| Instruction |
Gather up every line that includes the string "text".

| Data entries |
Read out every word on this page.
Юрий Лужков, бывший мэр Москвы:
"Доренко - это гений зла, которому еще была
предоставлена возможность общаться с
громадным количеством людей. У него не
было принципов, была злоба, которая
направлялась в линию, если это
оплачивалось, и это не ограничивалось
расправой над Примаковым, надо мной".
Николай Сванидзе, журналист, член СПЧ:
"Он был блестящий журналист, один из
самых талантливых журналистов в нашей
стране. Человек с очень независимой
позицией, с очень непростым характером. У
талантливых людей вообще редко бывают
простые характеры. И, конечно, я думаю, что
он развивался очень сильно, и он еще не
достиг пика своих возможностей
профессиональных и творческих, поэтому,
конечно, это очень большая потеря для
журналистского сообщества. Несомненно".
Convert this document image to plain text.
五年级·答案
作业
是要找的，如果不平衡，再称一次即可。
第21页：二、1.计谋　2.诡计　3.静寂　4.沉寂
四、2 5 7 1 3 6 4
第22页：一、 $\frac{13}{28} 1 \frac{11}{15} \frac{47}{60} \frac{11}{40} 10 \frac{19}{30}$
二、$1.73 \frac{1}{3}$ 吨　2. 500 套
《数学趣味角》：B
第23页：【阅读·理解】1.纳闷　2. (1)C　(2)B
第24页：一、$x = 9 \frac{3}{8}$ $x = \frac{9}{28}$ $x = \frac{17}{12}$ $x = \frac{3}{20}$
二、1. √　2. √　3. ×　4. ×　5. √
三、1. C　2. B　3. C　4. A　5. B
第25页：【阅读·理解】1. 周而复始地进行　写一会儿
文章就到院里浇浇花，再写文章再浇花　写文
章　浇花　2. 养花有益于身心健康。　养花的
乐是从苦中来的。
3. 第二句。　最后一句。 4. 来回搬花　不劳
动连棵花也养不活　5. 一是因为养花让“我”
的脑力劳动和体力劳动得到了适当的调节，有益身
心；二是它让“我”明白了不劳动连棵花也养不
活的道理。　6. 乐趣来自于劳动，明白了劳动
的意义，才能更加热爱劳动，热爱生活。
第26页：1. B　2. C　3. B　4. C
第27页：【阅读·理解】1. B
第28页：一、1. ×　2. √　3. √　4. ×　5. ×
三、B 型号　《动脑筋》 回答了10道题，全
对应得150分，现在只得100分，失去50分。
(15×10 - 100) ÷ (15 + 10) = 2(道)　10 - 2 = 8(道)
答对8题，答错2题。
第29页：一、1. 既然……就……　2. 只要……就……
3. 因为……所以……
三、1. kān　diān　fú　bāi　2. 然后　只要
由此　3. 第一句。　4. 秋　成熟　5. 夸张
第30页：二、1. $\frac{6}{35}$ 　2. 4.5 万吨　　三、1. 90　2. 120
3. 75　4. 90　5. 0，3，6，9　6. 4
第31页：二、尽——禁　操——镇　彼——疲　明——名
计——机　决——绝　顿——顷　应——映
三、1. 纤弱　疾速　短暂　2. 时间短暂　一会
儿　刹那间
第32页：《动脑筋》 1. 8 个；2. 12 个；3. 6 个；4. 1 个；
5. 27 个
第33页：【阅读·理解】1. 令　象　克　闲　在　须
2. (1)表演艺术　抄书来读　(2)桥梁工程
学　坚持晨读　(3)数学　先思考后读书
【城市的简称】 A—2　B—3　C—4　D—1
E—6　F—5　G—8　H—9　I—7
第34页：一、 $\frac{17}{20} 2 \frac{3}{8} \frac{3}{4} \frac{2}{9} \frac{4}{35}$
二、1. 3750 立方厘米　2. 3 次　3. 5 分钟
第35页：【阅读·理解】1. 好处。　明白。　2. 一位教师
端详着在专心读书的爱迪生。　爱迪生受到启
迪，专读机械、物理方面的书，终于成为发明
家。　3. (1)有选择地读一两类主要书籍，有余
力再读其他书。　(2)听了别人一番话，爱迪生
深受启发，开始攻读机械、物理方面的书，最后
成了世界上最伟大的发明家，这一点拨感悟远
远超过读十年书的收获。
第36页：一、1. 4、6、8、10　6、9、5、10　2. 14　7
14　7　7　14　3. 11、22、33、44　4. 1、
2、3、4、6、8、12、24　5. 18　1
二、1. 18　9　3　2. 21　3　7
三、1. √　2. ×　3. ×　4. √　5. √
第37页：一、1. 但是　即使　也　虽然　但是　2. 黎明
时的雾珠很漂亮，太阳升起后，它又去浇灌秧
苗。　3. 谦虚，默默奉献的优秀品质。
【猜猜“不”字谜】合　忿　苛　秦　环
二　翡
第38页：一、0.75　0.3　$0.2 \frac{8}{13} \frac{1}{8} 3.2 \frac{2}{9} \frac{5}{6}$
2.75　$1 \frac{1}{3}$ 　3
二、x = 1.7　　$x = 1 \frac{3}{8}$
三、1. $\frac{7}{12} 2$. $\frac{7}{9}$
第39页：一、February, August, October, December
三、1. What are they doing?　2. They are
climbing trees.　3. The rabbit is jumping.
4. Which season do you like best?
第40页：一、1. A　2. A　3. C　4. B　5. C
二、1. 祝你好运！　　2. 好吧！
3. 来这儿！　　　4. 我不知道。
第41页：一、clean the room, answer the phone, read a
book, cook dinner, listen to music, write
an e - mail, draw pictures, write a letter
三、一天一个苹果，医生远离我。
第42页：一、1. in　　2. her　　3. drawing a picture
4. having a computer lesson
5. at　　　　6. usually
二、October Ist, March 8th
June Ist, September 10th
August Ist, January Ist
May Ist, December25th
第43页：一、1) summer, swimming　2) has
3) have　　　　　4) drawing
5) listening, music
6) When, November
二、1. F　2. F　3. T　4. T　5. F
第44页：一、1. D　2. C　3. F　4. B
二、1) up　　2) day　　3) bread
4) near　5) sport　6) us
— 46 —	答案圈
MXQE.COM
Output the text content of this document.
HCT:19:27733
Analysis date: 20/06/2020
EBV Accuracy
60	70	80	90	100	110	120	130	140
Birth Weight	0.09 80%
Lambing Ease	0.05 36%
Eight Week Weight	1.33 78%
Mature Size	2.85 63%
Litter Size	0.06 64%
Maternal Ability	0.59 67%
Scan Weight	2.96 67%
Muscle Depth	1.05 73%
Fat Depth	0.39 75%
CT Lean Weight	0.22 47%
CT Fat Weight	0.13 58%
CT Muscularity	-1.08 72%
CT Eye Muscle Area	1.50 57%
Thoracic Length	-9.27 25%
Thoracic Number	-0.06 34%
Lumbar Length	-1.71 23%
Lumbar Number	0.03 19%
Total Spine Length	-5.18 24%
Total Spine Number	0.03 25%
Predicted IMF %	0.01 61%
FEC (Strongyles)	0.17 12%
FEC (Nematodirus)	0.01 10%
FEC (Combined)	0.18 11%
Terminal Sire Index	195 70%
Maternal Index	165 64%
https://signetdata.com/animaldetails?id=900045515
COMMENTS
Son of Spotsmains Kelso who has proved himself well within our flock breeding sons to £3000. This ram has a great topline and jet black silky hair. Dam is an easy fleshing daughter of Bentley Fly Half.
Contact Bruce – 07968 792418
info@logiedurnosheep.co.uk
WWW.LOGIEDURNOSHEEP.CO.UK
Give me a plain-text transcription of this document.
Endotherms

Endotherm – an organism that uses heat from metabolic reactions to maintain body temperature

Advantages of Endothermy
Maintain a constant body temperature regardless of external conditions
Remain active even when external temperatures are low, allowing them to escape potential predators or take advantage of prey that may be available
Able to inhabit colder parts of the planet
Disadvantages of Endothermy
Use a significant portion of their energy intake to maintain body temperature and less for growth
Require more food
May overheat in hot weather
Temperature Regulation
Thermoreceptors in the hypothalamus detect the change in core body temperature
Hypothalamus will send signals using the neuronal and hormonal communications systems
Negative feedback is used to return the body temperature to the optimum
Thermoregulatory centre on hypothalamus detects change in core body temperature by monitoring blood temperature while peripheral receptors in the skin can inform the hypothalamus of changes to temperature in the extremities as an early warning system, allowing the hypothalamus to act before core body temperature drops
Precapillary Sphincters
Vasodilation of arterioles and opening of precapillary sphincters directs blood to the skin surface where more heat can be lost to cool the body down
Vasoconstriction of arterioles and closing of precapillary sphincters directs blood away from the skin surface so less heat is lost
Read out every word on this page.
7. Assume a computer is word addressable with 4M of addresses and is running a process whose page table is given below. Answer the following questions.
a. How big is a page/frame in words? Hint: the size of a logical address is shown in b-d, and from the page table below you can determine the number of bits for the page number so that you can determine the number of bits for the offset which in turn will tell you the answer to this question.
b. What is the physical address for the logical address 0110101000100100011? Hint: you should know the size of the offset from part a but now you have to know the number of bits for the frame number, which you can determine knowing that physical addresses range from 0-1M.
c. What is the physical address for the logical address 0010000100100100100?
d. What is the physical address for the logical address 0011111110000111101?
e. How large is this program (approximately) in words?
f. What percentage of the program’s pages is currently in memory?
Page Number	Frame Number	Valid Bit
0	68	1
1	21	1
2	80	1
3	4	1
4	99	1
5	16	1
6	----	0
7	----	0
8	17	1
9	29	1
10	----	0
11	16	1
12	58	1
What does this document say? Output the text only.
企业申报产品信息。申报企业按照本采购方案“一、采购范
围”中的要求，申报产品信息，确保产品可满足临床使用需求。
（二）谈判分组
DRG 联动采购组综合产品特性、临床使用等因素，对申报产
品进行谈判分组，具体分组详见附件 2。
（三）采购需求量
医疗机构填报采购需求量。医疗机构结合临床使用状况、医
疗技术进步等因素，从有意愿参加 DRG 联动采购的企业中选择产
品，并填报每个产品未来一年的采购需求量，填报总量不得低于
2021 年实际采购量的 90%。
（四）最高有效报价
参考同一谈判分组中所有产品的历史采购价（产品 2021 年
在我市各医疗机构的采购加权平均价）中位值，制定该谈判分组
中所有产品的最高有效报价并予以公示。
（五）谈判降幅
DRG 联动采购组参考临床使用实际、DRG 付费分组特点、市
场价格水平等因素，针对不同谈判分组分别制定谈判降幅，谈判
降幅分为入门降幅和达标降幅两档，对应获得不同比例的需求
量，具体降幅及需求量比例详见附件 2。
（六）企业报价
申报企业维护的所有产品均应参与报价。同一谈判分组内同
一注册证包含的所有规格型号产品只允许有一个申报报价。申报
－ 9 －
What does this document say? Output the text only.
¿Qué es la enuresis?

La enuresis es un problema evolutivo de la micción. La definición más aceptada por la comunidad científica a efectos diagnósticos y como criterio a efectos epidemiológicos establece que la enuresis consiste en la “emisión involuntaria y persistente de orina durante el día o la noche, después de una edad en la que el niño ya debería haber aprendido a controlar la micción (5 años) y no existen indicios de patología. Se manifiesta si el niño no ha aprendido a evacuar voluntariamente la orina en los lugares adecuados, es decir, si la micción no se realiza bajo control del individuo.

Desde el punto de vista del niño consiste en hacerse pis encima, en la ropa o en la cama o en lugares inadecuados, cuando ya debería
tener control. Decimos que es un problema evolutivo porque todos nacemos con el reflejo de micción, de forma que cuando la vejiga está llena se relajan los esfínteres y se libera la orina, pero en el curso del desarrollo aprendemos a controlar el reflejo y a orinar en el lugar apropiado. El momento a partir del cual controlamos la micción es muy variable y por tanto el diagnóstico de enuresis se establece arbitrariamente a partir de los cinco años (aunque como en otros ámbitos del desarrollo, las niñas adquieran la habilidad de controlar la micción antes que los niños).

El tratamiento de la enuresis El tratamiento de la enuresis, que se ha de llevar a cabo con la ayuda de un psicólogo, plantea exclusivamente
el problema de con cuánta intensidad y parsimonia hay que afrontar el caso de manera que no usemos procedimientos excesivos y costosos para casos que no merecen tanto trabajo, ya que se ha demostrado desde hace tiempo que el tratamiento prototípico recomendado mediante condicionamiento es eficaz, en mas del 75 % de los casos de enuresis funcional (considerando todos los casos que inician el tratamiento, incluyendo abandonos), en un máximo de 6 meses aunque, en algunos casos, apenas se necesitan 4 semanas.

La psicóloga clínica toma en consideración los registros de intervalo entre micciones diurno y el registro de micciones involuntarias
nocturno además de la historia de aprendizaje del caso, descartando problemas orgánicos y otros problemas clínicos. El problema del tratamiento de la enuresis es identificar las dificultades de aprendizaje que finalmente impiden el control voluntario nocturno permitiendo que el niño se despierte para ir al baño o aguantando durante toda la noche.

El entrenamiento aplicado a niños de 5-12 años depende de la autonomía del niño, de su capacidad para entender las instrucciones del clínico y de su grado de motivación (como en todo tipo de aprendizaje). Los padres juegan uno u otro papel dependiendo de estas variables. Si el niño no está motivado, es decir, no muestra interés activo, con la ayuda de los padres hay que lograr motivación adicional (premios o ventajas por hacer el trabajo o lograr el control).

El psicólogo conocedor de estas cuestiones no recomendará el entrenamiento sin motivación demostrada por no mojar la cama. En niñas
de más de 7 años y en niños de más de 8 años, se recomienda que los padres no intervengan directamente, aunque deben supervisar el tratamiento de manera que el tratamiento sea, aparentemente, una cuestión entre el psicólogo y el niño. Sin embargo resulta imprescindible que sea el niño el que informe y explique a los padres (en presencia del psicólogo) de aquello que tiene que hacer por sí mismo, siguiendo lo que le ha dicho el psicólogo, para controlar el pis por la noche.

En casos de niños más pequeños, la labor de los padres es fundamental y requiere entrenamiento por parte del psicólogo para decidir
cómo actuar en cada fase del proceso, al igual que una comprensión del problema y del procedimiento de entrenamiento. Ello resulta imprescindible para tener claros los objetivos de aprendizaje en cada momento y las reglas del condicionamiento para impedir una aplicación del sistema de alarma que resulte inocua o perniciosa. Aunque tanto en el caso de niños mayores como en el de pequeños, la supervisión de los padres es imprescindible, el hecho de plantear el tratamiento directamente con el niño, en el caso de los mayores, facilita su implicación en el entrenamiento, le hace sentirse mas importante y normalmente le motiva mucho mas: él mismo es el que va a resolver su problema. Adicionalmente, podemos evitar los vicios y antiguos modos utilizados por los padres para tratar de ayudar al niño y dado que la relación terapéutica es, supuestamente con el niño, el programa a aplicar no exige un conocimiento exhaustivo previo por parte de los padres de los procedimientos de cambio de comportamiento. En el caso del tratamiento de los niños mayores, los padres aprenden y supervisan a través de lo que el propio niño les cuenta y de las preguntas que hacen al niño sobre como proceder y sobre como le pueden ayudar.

| Solution to the exercise |
Convert this document image to plain text.
Output the text content of this document.
Give me a plain-text transcription of this document.
What does this document say? Output the text only.
What does this document say? Output the text only.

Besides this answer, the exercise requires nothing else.